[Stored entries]
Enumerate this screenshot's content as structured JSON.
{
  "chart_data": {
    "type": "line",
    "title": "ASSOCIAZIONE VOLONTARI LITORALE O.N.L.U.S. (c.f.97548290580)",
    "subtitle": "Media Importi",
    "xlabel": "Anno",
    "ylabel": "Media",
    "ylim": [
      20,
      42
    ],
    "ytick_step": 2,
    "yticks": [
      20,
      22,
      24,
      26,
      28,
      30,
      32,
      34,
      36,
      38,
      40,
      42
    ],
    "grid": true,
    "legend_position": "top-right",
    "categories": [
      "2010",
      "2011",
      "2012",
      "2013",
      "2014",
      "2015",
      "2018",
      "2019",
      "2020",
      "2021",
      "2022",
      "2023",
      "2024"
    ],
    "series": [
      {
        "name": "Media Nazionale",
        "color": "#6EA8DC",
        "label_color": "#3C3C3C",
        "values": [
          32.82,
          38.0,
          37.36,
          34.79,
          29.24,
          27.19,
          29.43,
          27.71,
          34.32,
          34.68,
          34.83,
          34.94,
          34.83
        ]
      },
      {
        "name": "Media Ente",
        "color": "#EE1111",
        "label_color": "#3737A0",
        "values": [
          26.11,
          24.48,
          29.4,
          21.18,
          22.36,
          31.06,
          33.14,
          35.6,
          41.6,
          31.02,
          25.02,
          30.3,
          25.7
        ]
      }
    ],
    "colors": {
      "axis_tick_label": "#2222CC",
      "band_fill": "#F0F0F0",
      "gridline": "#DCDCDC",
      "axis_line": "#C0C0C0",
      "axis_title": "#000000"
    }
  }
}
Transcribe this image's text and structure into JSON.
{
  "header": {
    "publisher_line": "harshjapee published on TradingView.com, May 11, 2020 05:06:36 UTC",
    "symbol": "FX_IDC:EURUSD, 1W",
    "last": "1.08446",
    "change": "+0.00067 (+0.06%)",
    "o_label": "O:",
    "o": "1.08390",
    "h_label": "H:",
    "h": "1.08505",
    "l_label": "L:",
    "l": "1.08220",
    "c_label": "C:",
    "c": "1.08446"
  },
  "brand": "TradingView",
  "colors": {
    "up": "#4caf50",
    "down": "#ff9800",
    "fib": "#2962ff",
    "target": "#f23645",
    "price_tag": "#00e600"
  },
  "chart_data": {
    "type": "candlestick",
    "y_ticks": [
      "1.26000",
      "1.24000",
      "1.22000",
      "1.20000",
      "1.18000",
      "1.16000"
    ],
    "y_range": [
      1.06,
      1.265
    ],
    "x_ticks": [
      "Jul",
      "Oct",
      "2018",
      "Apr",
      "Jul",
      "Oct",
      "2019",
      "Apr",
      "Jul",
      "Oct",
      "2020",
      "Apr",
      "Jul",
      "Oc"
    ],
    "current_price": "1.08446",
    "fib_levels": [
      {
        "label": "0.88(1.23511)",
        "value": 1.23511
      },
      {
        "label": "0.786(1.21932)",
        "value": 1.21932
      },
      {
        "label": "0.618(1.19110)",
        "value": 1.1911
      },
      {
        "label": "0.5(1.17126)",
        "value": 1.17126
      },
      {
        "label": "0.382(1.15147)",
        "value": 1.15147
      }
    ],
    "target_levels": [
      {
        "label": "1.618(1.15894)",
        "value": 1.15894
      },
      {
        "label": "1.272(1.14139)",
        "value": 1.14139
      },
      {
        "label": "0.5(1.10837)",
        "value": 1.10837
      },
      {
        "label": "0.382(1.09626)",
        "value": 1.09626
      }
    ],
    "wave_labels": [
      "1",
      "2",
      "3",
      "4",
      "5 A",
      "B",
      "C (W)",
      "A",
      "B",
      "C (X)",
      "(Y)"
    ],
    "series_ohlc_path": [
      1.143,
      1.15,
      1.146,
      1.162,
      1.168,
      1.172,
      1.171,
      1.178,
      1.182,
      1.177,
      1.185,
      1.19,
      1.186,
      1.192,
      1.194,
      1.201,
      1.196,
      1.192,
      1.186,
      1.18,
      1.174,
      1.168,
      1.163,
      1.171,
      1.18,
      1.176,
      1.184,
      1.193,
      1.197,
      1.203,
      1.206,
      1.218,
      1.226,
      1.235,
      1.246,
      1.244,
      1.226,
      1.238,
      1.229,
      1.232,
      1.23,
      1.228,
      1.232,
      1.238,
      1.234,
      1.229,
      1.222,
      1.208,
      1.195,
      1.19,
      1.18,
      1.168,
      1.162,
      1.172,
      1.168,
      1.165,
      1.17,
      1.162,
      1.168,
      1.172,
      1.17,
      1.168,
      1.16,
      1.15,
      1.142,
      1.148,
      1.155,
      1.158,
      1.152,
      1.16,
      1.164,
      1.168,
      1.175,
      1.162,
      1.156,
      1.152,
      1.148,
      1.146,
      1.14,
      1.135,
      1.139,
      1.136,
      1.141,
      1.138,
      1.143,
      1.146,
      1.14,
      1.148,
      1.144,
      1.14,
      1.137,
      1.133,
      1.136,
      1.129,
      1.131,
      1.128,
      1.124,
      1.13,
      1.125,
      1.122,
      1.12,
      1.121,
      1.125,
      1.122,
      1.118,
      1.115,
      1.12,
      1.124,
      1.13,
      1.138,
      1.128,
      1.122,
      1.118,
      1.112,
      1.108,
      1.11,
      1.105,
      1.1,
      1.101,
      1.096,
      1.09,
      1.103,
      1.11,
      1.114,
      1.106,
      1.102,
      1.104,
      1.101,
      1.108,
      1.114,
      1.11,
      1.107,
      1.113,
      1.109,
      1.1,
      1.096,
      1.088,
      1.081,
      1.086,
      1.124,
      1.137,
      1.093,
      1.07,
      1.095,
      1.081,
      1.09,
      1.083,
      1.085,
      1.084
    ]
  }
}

### DIRECTIONS FOR THIS TASK
Find each line holding "name". Copy it out.

### RESULT OF THE EXERCISE
        "name": "Media Nazionale",
        "name": "Media Ente",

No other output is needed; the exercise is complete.